The problem: Isolate every line in the records below with "young" in it.
▽
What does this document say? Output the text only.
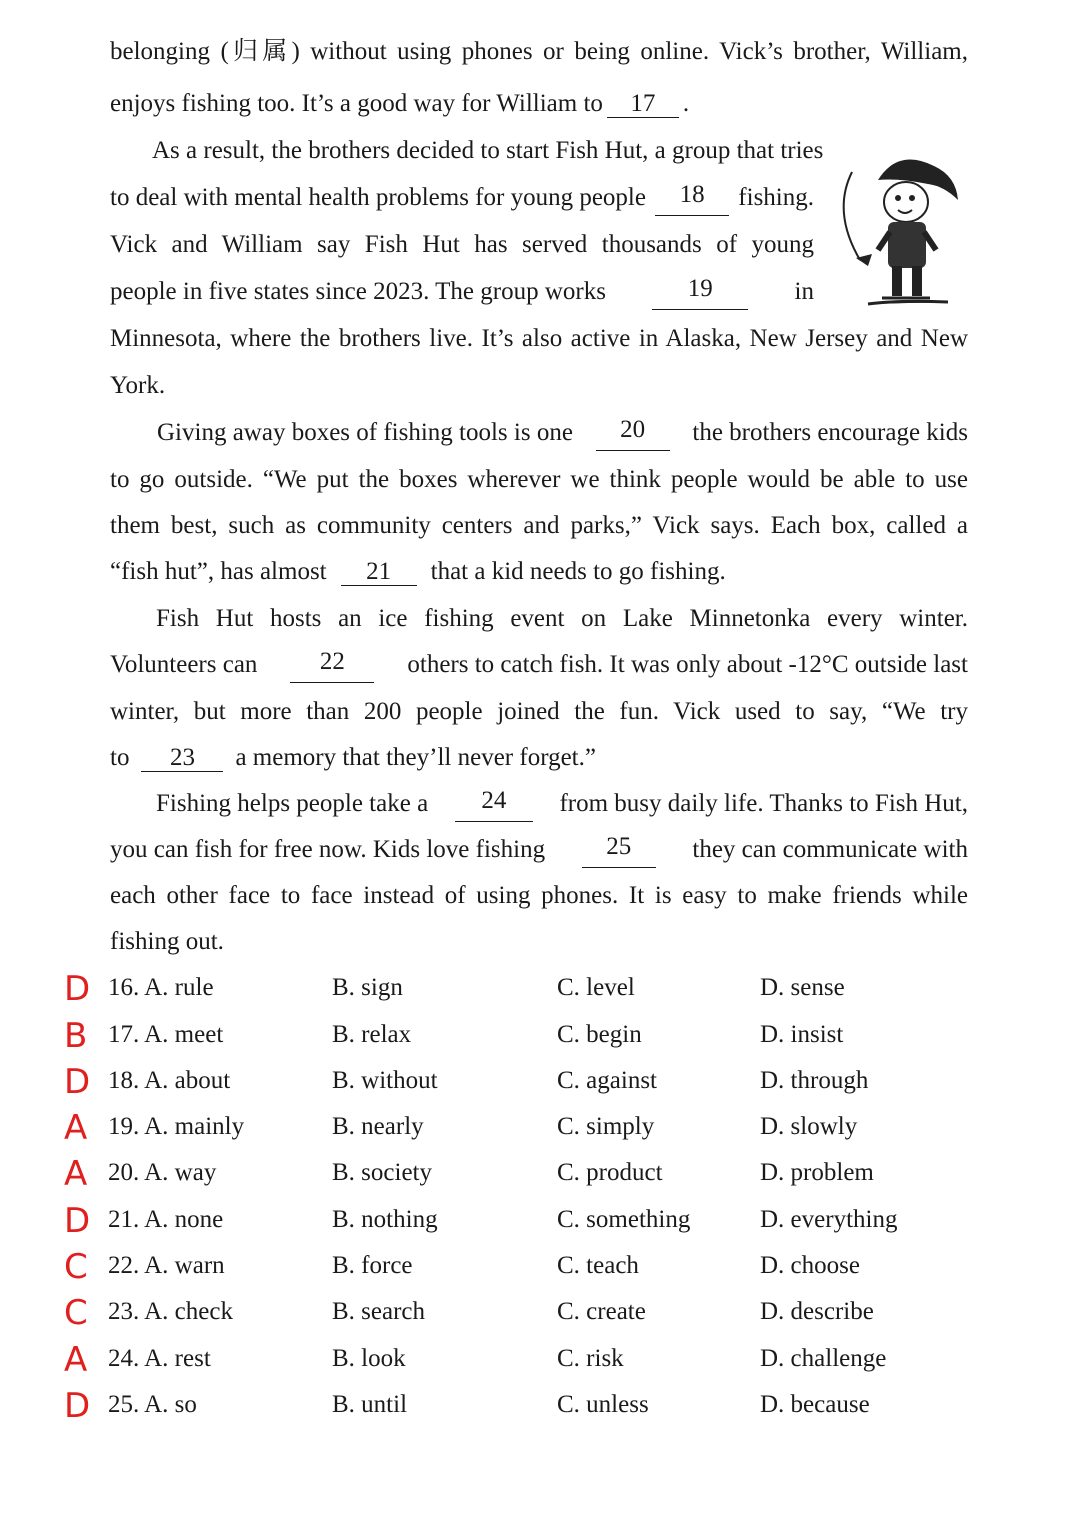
belonging (归属) without using phones or being online. Vick’s brother, William,
enjoys fishing too. It’s a good way for William to 17 .
As a result, the brothers decided to start Fish Hut, a group that tries
to deal with mental health problems for young people	18	fishing.
Vick and William say Fish Hut has served thousands of young
people in five states since 2023. The group works	19	in
Minnesota, where the brothers live. It’s also active in Alaska, New Jersey and New
York.
Giving away boxes of fishing tools is one	20	the brothers encourage kids
to go outside. “We put the boxes wherever we think people would be able to use
them best, such as community centers and parks,” Vick says. Each box, called a
“fish hut”, has almost 21 that a kid needs to go fishing.
Fish Hut hosts an ice fishing event on Lake Minnetonka every winter.
Volunteers can	22	others to catch fish. It was only about -12°C outside last
winter, but more than 200 people joined the fun. Vick used to say, “We try
to 23 a memory that they’ll never forget.”
Fishing helps people take a	24	from busy daily life. Thanks to Fish Hut,
you can fish for free now. Kids love fishing	25	they can communicate with
each other face to face instead of using phones. It is easy to make friends while
fishing out.
D 16. A. rule	B. sign	C. level	D. sense
B 17. A. meet	B. relax	C. begin	D. insist
D 18. A. about	B. without	C. against	D. through
A 19. A. mainly	B. nearly	C. simply	D. slowly
A 20. A. way	B. society	C. product	D. problem
D 21. A. none	B. nothing	C. something	D. everything
C 22. A. warn	B. force	C. teach	D. choose
C 23. A. check	B. search	C. create	D. describe
A 24. A. rest	B. look	C. risk	D. challenge
D 25. A. so	B. until	C. unless	D. because
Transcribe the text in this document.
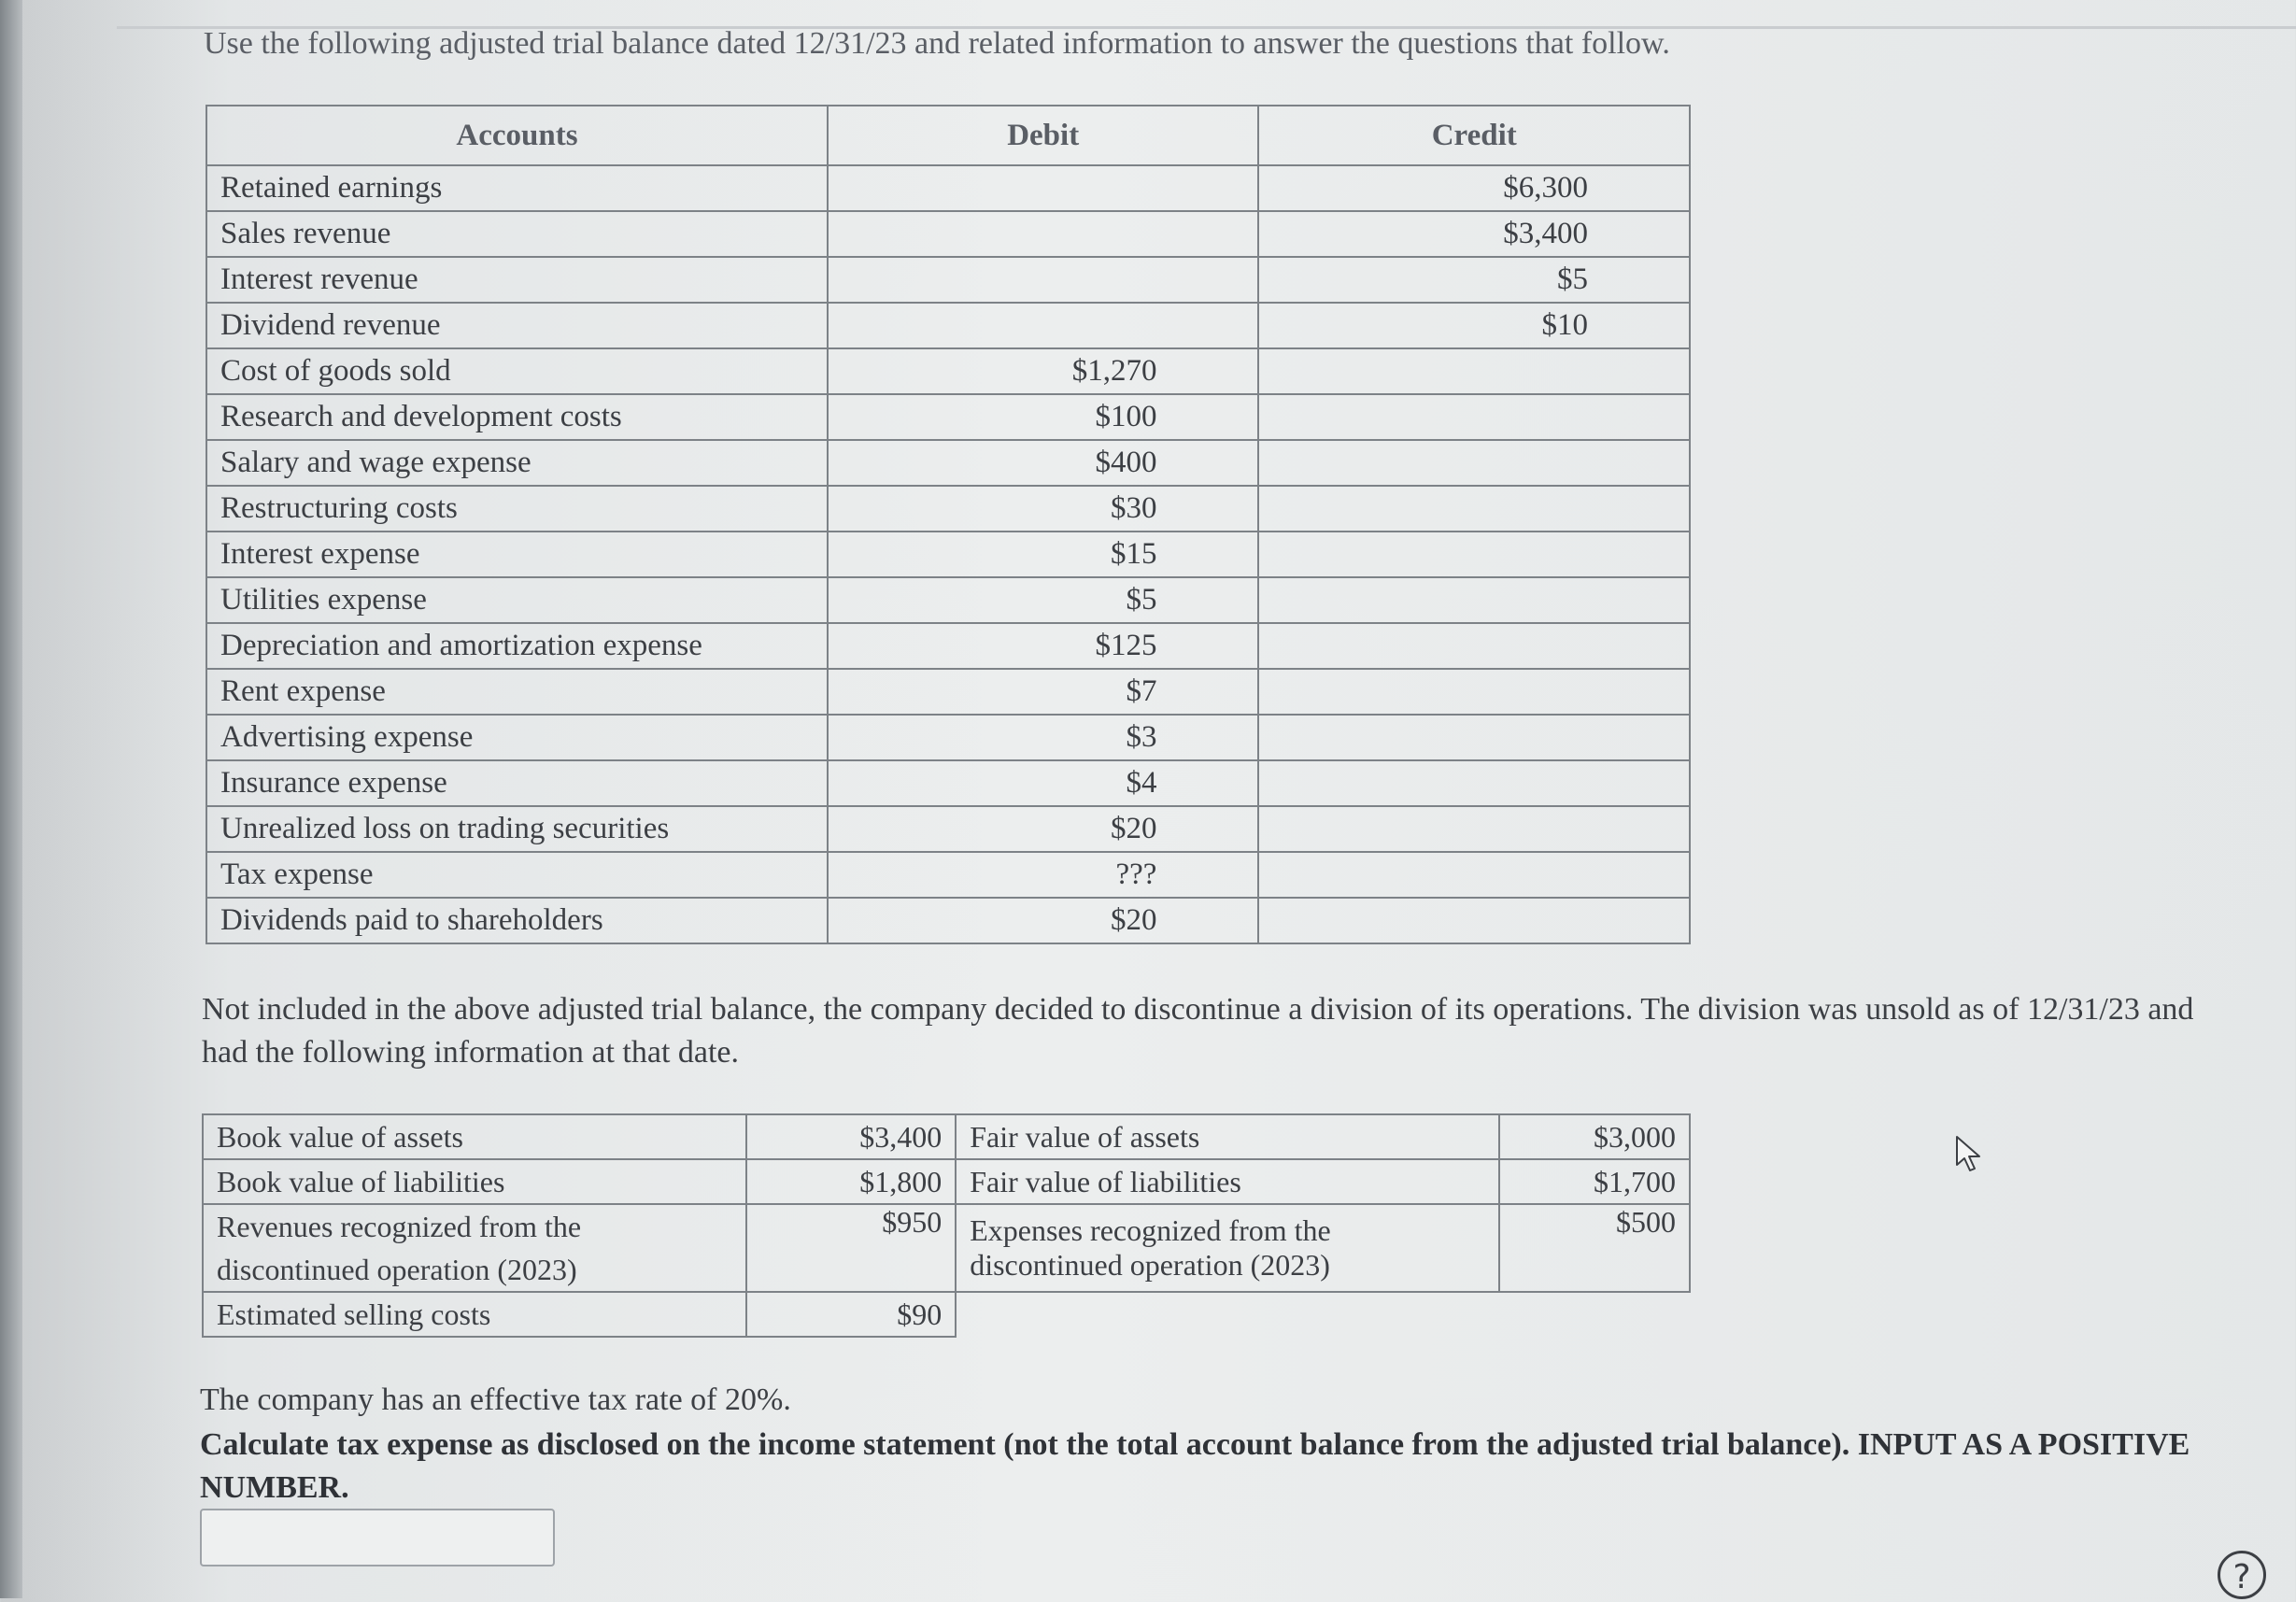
Use the following adjusted trial balance dated 12/31/23 and related information to answer the questions that follow.
Accounts	Debit	Credit
Retained earnings		$6,300
Sales revenue		$3,400
Interest revenue		$5
Dividend revenue		$10
Cost of goods sold	$1,270	
Research and development costs	$100	
Salary and wage expense	$400	
Restructuring costs	$30	
Interest expense	$15	
Utilities expense	$5	
Depreciation and amortization expense	$125	
Rent expense	$7	
Advertising expense	$3	
Insurance expense	$4	
Unrealized loss on trading securities	$20	
Tax expense	???	
Dividends paid to shareholders	$20	
Not included in the above adjusted trial balance, the company decided to discontinue a division of its operations. The division was unsold as of 12/31/23 and had the following information at that date.
Book value of assets	$3,400	Fair value of assets	$3,000
Book value of liabilities	$1,800	Fair value of liabilities	$1,700
Revenues recognized from the discontinued operation (2023)	$950	Expenses recognized from the discontinued operation (2023)	$500
Estimated selling costs	$90		
The company has an effective tax rate of 20%.
Calculate tax expense as disclosed on the income statement (not the total account balance from the adjusted trial balance). INPUT AS A POSITIVE NUMBER.
?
△
Written reply:
to deal with mental health problems for young people	18	fishing.
Vick and William say Fish Hut has served thousands of young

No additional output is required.